▶ [Aim of the task] Identify every line containing the word "title" and reproduce each one.

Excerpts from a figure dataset
========================================================================

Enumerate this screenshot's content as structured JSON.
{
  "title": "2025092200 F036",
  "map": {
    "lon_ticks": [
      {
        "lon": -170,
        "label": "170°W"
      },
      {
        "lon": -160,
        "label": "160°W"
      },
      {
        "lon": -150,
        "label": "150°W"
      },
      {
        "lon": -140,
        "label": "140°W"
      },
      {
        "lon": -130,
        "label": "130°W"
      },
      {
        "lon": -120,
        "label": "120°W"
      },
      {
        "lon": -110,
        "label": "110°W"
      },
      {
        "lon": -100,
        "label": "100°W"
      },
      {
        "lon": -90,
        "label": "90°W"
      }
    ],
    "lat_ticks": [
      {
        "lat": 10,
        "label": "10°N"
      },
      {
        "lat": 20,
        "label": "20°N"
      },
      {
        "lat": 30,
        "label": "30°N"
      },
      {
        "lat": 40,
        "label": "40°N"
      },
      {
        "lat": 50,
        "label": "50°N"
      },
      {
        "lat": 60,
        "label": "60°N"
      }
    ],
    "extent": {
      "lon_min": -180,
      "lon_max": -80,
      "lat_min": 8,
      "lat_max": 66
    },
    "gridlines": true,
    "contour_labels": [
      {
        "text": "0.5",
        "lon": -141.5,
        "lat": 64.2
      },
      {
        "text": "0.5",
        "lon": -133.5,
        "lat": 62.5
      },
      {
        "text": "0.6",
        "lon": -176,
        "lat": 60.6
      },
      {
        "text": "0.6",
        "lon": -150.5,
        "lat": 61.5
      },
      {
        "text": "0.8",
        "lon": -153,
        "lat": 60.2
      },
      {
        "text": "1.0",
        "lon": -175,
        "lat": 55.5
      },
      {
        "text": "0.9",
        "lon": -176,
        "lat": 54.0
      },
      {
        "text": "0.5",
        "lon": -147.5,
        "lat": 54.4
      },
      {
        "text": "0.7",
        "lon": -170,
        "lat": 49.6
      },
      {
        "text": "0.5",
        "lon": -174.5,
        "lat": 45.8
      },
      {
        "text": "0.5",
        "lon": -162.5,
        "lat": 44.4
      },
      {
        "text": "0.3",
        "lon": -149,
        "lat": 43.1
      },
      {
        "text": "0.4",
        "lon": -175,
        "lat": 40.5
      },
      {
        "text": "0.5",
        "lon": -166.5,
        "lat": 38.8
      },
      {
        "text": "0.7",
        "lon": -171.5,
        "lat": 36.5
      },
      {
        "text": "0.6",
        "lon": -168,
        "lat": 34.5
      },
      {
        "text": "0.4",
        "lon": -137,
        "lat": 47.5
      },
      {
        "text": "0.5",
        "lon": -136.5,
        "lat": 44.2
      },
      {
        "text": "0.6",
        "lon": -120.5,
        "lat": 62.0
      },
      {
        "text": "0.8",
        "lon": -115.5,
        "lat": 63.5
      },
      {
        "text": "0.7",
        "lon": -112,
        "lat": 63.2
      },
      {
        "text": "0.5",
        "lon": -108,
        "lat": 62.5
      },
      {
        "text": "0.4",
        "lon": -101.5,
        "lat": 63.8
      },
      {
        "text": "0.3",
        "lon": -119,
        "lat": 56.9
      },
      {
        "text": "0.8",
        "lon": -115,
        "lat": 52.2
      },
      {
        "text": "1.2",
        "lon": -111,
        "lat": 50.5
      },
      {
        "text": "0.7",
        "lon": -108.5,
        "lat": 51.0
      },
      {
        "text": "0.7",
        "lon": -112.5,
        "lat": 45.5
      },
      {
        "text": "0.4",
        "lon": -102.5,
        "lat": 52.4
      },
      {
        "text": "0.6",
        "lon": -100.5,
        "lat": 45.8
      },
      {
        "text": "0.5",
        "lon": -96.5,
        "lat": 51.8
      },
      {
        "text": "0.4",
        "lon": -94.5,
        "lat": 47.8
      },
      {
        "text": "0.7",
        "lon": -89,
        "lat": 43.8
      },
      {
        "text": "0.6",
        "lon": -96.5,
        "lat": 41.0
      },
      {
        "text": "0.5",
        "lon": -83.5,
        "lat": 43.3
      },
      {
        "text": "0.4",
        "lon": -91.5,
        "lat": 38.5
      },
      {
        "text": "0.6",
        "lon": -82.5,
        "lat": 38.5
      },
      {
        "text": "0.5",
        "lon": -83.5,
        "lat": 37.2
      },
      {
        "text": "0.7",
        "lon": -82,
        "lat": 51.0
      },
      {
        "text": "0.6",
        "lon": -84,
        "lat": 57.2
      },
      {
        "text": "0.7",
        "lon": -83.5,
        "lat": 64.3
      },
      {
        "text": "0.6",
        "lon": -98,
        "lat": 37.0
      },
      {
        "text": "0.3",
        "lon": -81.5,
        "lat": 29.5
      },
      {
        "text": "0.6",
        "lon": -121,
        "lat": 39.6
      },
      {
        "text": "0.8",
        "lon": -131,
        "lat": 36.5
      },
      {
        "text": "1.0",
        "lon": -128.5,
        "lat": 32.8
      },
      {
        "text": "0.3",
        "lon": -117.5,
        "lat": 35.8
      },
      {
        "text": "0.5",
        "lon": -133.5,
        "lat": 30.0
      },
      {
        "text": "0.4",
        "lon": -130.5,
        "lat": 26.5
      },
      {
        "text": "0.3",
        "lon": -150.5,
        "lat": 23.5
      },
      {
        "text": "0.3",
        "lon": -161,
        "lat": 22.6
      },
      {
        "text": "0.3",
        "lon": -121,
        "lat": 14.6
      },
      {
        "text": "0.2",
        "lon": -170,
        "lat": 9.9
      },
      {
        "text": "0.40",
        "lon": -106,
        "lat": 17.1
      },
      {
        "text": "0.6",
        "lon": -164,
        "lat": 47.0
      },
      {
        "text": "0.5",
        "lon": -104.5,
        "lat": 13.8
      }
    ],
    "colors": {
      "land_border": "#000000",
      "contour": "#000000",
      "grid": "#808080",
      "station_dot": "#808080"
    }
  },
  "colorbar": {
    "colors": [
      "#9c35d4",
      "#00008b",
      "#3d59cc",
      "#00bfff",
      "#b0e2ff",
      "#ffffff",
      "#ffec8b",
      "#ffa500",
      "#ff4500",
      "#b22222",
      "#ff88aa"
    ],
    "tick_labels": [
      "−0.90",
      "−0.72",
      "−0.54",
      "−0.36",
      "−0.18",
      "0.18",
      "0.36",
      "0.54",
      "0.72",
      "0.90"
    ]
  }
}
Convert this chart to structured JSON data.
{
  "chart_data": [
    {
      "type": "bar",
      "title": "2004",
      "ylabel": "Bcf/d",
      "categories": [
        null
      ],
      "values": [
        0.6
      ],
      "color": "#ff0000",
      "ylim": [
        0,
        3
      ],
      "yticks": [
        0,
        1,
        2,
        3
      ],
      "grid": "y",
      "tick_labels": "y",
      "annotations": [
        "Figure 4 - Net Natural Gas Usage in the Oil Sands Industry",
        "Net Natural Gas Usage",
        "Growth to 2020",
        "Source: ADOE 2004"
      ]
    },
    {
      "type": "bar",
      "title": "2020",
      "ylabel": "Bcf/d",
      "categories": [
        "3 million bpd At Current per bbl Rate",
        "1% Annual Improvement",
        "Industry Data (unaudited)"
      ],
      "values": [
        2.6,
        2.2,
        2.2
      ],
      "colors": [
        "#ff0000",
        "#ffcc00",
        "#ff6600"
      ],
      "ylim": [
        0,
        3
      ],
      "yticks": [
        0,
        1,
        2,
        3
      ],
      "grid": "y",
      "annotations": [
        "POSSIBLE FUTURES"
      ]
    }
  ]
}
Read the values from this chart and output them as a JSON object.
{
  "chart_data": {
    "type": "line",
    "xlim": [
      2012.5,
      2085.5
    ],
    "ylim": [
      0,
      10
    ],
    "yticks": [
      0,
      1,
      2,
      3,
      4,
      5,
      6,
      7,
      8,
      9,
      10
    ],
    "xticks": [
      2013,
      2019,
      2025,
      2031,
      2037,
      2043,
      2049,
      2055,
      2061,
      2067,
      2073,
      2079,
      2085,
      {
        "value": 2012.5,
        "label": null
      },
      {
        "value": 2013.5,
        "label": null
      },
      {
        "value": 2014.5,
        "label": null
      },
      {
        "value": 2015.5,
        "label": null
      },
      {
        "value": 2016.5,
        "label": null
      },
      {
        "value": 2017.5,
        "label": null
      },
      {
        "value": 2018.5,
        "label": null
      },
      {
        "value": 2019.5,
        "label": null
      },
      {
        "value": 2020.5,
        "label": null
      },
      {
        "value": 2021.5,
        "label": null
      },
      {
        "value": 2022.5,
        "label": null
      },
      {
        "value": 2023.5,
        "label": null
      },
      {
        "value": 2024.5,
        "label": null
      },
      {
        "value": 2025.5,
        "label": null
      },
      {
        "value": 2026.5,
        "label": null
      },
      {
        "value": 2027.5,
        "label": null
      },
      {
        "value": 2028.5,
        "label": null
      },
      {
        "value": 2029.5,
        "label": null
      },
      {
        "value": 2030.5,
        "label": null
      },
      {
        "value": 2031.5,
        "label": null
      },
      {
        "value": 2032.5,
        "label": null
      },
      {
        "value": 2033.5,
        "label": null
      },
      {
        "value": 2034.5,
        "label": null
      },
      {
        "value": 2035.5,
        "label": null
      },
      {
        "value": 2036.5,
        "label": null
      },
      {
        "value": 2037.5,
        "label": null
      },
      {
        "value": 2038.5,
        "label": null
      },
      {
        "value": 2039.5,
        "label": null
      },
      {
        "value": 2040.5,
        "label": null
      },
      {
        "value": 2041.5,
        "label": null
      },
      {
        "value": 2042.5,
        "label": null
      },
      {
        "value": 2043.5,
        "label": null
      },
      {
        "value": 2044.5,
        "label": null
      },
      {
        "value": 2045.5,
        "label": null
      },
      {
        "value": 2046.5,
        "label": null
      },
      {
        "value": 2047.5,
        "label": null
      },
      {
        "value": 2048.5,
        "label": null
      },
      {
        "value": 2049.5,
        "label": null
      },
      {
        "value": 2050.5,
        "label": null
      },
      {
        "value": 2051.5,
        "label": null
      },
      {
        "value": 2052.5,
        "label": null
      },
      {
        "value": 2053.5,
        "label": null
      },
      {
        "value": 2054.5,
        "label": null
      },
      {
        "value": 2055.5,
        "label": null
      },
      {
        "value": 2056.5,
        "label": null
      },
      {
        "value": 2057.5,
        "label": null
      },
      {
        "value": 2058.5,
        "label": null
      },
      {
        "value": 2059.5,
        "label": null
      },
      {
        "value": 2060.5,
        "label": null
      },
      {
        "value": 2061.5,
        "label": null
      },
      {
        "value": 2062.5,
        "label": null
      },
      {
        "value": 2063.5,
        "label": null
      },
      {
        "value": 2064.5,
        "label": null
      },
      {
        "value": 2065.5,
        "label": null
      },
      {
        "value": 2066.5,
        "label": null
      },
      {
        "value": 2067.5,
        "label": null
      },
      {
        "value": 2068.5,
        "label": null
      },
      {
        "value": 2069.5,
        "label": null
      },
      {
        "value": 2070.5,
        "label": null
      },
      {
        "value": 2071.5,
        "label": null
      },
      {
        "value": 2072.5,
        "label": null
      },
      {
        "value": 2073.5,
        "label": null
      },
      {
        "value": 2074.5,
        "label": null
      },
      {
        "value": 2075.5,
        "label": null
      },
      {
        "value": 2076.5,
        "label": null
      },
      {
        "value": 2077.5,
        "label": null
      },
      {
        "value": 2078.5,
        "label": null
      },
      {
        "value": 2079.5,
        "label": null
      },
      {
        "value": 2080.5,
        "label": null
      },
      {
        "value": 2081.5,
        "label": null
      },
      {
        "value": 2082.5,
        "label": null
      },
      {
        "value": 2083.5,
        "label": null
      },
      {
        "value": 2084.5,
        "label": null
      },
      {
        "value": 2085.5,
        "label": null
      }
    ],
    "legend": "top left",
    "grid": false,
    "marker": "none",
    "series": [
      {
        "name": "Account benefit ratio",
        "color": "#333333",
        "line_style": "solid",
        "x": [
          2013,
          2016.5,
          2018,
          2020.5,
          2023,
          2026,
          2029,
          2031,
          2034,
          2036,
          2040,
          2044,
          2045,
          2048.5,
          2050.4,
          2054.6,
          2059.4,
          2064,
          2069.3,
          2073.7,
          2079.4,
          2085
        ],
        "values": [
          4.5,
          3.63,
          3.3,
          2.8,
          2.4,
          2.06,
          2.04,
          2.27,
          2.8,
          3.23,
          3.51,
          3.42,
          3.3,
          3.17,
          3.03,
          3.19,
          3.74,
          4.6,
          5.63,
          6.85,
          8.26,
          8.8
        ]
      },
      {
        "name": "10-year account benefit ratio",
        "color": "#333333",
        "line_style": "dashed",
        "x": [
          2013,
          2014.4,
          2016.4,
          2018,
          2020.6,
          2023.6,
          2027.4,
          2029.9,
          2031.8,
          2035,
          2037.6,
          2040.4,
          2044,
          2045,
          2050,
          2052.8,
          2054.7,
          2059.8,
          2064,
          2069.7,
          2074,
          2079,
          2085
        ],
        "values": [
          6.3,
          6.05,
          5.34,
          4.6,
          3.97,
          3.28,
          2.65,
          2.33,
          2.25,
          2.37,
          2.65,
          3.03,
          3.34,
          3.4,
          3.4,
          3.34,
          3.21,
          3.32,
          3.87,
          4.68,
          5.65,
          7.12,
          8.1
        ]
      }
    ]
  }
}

========================================================================

▶ [Task output]
  "title": "2025092200 F036",
      "title": "2004",
      "title": "2020",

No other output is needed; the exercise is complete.